- **Task statement**
Would you return the complete listing below word for word?

- **Collected data entries**
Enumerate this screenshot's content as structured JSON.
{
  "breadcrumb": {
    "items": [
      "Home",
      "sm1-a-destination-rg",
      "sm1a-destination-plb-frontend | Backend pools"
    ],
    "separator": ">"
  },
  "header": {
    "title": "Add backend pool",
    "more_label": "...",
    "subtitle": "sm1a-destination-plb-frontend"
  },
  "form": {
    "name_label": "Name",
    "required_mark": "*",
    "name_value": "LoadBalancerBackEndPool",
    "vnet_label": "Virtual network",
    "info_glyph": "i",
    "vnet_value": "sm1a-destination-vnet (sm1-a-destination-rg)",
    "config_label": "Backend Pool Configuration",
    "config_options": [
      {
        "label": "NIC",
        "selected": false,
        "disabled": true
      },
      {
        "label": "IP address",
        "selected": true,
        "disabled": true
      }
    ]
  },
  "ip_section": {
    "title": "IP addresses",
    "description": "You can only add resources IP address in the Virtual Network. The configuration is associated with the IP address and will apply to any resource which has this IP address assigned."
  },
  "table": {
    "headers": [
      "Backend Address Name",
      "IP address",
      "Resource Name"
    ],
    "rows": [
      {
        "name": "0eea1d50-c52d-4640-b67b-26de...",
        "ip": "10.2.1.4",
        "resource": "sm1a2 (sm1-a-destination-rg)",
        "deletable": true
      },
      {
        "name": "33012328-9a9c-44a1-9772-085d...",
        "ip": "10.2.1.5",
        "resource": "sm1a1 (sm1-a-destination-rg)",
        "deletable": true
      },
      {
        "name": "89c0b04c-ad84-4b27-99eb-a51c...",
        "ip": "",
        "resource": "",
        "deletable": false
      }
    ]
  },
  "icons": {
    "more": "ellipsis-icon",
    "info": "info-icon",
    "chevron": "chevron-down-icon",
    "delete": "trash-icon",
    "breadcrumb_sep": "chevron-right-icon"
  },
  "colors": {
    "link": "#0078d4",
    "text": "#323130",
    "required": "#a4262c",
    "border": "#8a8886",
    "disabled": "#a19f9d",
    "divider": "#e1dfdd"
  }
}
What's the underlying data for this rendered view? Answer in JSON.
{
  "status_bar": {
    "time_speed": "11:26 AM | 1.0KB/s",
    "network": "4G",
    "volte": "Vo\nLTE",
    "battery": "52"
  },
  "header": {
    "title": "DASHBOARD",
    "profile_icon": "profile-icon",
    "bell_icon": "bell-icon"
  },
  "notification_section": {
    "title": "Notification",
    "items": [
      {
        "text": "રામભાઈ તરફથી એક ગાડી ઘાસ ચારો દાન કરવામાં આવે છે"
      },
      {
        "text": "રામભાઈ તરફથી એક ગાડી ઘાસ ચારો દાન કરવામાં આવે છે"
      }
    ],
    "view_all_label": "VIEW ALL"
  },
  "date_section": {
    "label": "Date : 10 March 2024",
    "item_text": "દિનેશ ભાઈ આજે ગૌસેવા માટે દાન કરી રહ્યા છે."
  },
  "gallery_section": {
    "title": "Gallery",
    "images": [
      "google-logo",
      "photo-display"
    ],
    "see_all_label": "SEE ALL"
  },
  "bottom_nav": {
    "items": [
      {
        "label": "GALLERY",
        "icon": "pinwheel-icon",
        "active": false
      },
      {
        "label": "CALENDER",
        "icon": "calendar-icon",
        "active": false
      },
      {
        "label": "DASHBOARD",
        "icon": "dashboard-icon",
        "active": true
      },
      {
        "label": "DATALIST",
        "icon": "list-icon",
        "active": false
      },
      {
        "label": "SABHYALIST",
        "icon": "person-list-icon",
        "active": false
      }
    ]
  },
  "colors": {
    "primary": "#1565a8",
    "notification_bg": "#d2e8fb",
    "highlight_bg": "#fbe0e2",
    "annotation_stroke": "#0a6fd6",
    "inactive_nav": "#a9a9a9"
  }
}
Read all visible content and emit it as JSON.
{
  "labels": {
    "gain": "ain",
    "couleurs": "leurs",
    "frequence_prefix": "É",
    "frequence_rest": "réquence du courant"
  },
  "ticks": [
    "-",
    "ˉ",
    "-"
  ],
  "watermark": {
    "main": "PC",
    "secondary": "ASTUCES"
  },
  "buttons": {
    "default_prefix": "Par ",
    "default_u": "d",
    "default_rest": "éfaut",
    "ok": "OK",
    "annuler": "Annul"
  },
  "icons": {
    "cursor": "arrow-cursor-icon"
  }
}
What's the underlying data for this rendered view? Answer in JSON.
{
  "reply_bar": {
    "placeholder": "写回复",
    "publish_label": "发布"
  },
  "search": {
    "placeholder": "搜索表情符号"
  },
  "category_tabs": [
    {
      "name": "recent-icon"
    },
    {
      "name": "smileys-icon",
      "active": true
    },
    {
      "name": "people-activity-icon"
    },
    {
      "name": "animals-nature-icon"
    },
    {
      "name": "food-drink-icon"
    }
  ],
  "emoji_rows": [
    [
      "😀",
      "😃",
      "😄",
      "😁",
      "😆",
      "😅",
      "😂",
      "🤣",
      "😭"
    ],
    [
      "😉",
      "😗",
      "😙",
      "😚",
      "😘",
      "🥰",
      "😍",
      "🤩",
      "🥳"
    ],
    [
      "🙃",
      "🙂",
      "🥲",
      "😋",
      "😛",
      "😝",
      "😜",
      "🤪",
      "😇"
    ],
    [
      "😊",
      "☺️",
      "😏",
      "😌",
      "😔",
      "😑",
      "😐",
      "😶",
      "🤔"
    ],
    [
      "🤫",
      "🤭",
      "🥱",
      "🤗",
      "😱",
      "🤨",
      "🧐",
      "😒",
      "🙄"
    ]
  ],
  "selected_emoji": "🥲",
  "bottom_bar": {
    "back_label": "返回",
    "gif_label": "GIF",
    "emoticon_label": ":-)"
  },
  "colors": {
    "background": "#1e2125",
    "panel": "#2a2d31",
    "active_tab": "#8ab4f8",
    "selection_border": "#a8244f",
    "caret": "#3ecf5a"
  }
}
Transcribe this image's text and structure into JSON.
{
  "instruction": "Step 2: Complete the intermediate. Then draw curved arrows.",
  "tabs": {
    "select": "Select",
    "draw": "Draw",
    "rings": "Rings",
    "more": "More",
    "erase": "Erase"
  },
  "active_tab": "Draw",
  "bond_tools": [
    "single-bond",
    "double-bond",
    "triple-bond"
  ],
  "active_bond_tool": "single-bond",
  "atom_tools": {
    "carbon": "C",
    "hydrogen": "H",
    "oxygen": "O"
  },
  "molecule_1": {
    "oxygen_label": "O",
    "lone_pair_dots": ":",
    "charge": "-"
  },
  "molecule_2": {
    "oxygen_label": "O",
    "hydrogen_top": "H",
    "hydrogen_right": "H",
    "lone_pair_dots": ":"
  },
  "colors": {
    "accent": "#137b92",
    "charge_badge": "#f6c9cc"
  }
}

- **Answer to the problem**
Enumerate this screenshot's content as structured JSON.
{
  "breadcrumb": {
    "items": [
      "Home",
      "sm1-a-destination-rg",
      "sm1a-destination-plb-frontend | Backend pools"
    ],
    "separator": ">"
  },
  "header": {
    "title": "Add backend pool",
    "more_label": "...",
    "subtitle": "sm1a-destination-plb-frontend"
  },
  "form": {
    "name_label": "Name",
    "required_mark": "*",
    "name_value": "LoadBalancerBackEndPool",
    "vnet_label": "Virtual network",
    "info_glyph": "i",
    "vnet_value": "sm1a-destination-vnet (sm1-a-destination-rg)",
    "config_label": "Backend Pool Configuration",
    "config_options": [
      {
        "label": "NIC",
        "selected": false,
        "disabled": true
      },
      {
        "label": "IP address",
        "selected": true,
        "disabled": true
      }
    ]
  },
  "ip_section": {
    "title": "IP addresses",
    "description": "You can only add resources IP address in the Virtual Network. The configuration is associated with the IP address and will apply to any resource which has this IP address assigned."
  },
  "table": {
    "headers": [
      "Backend Address Name",
      "IP address",
      "Resource Name"
    ],
    "rows": [
      {
        "name": "0eea1d50-c52d-4640-b67b-26de...",
        "ip": "10.2.1.4",
        "resource": "sm1a2 (sm1-a-destination-rg)",
        "deletable": true
      },
      {
        "name": "33012328-9a9c-44a1-9772-085d...",
        "ip": "10.2.1.5",
        "resource": "sm1a1 (sm1-a-destination-rg)",
        "deletable": true
      },
      {
        "name": "89c0b04c-ad84-4b27-99eb-a51c...",
        "ip": "",
        "resource": "",
        "deletable": false
      }
    ]
  },
  "icons": {
    "more": "ellipsis-icon",
    "info": "info-icon",
    "chevron": "chevron-down-icon",
    "delete": "trash-icon",
    "breadcrumb_sep": "chevron-right-icon"
  },
  "colors": {
    "link": "#0078d4",
    "text": "#323130",
    "required": "#a4262c",
    "border": "#8a8886",
    "disabled": "#a19f9d",
    "divider": "#e1dfdd"
  }
}
What's the underlying data for this rendered view? Answer in JSON.
{
  "status_bar": {
    "time_speed": "11:26 AM | 1.0KB/s",
    "network": "4G",
    "volte": "Vo\nLTE",
    "battery": "52"
  },
  "header": {
    "title": "DASHBOARD",
    "profile_icon": "profile-icon",
    "bell_icon": "bell-icon"
  },
  "notification_section": {
    "title": "Notification",
    "items": [
      {
        "text": "રામભાઈ તરફથી એક ગાડી ઘાસ ચારો દાન કરવામાં આવે છે"
      },
      {
        "text": "રામભાઈ તરફથી એક ગાડી ઘાસ ચારો દાન કરવામાં આવે છે"
      }
    ],
    "view_all_label": "VIEW ALL"
  },
  "date_section": {
    "label": "Date : 10 March 2024",
    "item_text": "દિનેશ ભાઈ આજે ગૌસેવા માટે દાન કરી રહ્યા છે."
  },
  "gallery_section": {
    "title": "Gallery",
    "images": [
      "google-logo",
      "photo-display"
    ],
    "see_all_label": "SEE ALL"
  },
  "bottom_nav": {
    "items": [
      {
        "label": "GALLERY",
        "icon": "pinwheel-icon",
        "active": false
      },
      {
        "label": "CALENDER",
        "icon": "calendar-icon",
        "active": false
      },
      {
        "label": "DASHBOARD",
        "icon": "dashboard-icon",
        "active": true
      },
      {
        "label": "DATALIST",
        "icon": "list-icon",
        "active": false
      },
      {
        "label": "SABHYALIST",
        "icon": "person-list-icon",
        "active": false
      }
    ]
  },
  "colors": {
    "primary": "#1565a8",
    "notification_bg": "#d2e8fb",
    "highlight_bg": "#fbe0e2",
    "annotation_stroke": "#0a6fd6",
    "inactive_nav": "#a9a9a9"
  }
}
Read all visible content and emit it as JSON.
{
  "labels": {
    "gain": "ain",
    "couleurs": "leurs",
    "frequence_prefix": "É",
    "frequence_rest": "réquence du courant"
  },
  "ticks": [
    "-",
    "ˉ",
    "-"
  ],
  "watermark": {
    "main": "PC",
    "secondary": "ASTUCES"
  },
  "buttons": {
    "default_prefix": "Par ",
    "default_u": "d",
    "default_rest": "éfaut",
    "ok": "OK",
    "annuler": "Annul"
  },
  "icons": {
    "cursor": "arrow-cursor-icon"
  }
}
What's the underlying data for this rendered view? Answer in JSON.
{
  "reply_bar": {
    "placeholder": "写回复",
    "publish_label": "发布"
  },
  "search": {
    "placeholder": "搜索表情符号"
  },
  "category_tabs": [
    {
      "name": "recent-icon"
    },
    {
      "name": "smileys-icon",
      "active": true
    },
    {
      "name": "people-activity-icon"
    },
    {
      "name": "animals-nature-icon"
    },
    {
      "name": "food-drink-icon"
    }
  ],
  "emoji_rows": [
    [
      "😀",
      "😃",
      "😄",
      "😁",
      "😆",
      "😅",
      "😂",
      "🤣",
      "😭"
    ],
    [
      "😉",
      "😗",
      "😙",
      "😚",
      "😘",
      "🥰",
      "😍",
      "🤩",
      "🥳"
    ],
    [
      "🙃",
      "🙂",
      "🥲",
      "😋",
      "😛",
      "😝",
      "😜",
      "🤪",
      "😇"
    ],
    [
      "😊",
      "☺️",
      "😏",
      "😌",
      "😔",
      "😑",
      "😐",
      "😶",
      "🤔"
    ],
    [
      "🤫",
      "🤭",
      "🥱",
      "🤗",
      "😱",
      "🤨",
      "🧐",
      "😒",
      "🙄"
    ]
  ],
  "selected_emoji": "🥲",
  "bottom_bar": {
    "back_label": "返回",
    "gif_label": "GIF",
    "emoticon_label": ":-)"
  },
  "colors": {
    "background": "#1e2125",
    "panel": "#2a2d31",
    "active_tab": "#8ab4f8",
    "selection_border": "#a8244f",
    "caret": "#3ecf5a"
  }
}
Transcribe this image's text and structure into JSON.
{
  "instruction": "Step 2: Complete the intermediate. Then draw curved arrows.",
  "tabs": {
    "select": "Select",
    "draw": "Draw",
    "rings": "Rings",
    "more": "More",
    "erase": "Erase"
  },
  "active_tab": "Draw",
  "bond_tools": [
    "single-bond",
    "double-bond",
    "triple-bond"
  ],
  "active_bond_tool": "single-bond",
  "atom_tools": {
    "carbon": "C",
    "hydrogen": "H",
    "oxygen": "O"
  },
  "molecule_1": {
    "oxygen_label": "O",
    "lone_pair_dots": ":",
    "charge": "-"
  },
  "molecule_2": {
    "oxygen_label": "O",
    "hydrogen_top": "H",
    "hydrogen_right": "H",
    "lone_pair_dots": ":"
  },
  "colors": {
    "accent": "#137b92",
    "charge_badge": "#f6c9cc"
  }
}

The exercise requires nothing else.